» **THE DATA**:
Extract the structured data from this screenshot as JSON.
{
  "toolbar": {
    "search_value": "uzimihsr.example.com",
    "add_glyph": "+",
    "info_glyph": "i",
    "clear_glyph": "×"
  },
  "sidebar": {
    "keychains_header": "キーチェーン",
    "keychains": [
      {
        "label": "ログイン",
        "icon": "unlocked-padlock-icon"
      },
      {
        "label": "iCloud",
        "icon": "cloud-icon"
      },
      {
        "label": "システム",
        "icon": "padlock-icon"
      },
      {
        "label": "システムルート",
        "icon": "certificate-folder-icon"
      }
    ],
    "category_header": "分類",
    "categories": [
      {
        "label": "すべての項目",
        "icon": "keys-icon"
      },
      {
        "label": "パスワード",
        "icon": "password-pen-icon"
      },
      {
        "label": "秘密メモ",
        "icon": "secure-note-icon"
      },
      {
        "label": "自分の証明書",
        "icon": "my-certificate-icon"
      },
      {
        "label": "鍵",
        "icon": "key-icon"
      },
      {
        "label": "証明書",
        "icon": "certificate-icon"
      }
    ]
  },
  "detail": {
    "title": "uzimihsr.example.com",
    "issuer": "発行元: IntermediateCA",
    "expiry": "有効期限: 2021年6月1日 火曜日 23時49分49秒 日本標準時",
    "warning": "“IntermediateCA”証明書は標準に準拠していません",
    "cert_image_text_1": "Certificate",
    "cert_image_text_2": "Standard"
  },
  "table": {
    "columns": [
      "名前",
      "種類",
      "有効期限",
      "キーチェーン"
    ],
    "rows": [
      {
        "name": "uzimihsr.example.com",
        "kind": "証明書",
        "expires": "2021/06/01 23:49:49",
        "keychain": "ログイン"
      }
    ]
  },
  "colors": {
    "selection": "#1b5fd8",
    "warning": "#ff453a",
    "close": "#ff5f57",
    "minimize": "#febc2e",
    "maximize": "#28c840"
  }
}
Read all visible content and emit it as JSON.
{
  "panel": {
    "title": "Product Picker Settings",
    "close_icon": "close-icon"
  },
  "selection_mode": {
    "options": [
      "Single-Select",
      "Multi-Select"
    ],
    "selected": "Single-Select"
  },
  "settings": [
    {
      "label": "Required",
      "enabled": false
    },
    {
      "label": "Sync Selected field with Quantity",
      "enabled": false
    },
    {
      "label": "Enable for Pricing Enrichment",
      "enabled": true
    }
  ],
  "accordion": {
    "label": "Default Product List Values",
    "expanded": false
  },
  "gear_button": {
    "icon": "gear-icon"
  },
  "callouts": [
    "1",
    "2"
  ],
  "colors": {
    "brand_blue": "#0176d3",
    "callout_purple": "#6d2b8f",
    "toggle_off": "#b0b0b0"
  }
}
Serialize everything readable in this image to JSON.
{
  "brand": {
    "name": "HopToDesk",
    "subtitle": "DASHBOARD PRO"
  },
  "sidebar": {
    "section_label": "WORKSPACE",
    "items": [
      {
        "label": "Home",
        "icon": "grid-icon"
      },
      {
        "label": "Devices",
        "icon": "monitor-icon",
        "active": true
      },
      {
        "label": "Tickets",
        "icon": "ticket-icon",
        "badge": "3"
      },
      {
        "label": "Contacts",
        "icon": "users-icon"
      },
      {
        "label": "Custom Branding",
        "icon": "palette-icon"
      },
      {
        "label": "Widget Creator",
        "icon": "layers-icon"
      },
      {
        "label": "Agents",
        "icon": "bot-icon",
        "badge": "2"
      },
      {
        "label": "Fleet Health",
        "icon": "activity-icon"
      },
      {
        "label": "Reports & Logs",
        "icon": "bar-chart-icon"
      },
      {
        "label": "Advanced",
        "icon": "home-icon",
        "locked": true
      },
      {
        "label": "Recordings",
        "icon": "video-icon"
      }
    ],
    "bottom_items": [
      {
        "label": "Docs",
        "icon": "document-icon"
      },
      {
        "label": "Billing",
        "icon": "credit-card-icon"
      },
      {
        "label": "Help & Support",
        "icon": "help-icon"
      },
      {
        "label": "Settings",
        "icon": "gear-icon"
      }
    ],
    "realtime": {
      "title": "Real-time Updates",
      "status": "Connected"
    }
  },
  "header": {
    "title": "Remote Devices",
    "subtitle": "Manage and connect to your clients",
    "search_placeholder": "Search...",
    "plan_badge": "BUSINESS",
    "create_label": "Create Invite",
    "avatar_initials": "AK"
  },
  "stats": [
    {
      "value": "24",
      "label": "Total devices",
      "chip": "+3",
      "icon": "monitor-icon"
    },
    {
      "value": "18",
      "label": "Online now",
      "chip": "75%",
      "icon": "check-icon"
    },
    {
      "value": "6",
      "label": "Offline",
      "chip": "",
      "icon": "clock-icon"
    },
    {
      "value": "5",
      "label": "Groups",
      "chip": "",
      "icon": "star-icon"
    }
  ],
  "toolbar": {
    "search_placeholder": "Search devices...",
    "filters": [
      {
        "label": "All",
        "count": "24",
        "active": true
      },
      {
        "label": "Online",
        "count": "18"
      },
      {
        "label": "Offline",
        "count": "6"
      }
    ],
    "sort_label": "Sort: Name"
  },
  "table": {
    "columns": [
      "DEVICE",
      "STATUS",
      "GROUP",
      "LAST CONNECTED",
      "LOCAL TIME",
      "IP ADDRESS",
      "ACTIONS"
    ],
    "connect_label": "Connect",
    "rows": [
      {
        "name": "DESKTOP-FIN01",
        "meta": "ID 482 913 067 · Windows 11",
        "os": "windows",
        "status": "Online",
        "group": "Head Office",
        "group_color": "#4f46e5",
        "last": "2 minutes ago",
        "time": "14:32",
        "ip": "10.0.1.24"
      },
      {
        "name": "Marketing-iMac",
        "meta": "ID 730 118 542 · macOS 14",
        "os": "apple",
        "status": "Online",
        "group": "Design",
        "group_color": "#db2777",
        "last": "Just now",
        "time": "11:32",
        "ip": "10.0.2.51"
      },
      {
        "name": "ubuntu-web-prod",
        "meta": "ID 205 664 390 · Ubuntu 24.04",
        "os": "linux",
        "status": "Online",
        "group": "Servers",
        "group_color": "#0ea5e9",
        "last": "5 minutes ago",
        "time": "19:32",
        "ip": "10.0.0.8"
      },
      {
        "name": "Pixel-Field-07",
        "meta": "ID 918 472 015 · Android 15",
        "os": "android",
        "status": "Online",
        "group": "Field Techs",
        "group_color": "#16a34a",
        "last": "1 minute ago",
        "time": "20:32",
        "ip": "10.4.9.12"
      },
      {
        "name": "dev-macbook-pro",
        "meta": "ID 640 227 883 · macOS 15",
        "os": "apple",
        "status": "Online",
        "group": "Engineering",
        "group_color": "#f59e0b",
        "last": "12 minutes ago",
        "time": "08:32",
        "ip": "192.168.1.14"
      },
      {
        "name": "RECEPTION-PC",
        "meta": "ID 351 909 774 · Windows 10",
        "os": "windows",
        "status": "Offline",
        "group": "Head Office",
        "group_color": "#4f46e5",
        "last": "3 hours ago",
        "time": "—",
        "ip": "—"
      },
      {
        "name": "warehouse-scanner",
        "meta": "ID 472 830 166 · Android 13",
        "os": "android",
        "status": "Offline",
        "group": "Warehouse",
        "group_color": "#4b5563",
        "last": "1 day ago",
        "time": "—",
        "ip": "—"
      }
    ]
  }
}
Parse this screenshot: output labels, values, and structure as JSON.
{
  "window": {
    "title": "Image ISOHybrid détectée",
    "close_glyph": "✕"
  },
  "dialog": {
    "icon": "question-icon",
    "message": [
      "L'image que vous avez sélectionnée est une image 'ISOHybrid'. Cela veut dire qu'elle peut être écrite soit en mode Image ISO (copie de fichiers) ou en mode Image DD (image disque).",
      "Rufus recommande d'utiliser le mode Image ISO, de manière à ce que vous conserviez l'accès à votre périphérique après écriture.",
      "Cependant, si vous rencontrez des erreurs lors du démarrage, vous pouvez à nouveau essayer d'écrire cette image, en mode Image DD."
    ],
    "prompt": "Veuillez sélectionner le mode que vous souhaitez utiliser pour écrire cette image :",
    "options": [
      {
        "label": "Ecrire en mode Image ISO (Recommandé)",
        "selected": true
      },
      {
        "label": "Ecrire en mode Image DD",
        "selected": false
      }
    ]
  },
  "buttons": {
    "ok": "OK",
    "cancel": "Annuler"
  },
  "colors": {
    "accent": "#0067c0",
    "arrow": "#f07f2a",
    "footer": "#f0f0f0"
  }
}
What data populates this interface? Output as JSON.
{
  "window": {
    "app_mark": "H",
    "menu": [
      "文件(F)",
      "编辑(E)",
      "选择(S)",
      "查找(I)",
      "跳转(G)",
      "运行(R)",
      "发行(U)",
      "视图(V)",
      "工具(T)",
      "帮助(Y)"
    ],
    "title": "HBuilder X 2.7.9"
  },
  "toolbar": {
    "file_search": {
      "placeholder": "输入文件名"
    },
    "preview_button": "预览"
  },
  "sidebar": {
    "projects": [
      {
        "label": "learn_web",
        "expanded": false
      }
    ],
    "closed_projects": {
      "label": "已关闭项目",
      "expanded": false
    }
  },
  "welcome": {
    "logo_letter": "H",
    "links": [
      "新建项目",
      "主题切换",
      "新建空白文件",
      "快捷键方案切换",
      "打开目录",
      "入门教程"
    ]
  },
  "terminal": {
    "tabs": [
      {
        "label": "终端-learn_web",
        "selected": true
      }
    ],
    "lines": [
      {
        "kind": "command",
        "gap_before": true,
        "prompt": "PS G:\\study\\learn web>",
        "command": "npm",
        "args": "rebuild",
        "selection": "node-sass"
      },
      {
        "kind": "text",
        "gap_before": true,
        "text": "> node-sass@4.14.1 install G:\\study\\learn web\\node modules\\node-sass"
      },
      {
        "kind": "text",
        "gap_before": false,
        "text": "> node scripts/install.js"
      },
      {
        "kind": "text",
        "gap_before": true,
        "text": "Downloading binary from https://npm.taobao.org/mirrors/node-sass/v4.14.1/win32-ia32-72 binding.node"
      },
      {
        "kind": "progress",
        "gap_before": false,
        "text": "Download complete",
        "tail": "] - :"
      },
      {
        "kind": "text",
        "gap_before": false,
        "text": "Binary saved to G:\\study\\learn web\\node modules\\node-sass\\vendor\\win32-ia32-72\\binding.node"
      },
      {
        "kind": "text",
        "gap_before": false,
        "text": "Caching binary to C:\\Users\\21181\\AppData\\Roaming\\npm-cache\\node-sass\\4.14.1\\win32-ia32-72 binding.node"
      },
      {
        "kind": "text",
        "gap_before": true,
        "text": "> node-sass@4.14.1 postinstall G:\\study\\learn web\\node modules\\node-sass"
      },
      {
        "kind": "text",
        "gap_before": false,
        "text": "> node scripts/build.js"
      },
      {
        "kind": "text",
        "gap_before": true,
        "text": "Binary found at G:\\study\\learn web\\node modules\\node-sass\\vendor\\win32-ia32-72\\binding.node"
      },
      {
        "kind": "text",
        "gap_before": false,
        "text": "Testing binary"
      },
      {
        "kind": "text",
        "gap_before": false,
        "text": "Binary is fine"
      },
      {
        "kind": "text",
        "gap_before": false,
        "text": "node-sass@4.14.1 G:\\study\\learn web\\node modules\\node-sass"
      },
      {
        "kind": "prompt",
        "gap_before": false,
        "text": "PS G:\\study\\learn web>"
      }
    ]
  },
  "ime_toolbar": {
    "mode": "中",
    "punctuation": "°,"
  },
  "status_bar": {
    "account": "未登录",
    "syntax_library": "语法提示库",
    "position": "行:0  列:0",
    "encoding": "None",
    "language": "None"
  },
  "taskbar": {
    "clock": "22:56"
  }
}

» **EXERCISE AIM**: Return each line that includes "minutes".

» **FINAL RESULT**:
        "last": "2 minutes ago",
        "last": "5 minutes ago",
        "last": "12 minutes ago",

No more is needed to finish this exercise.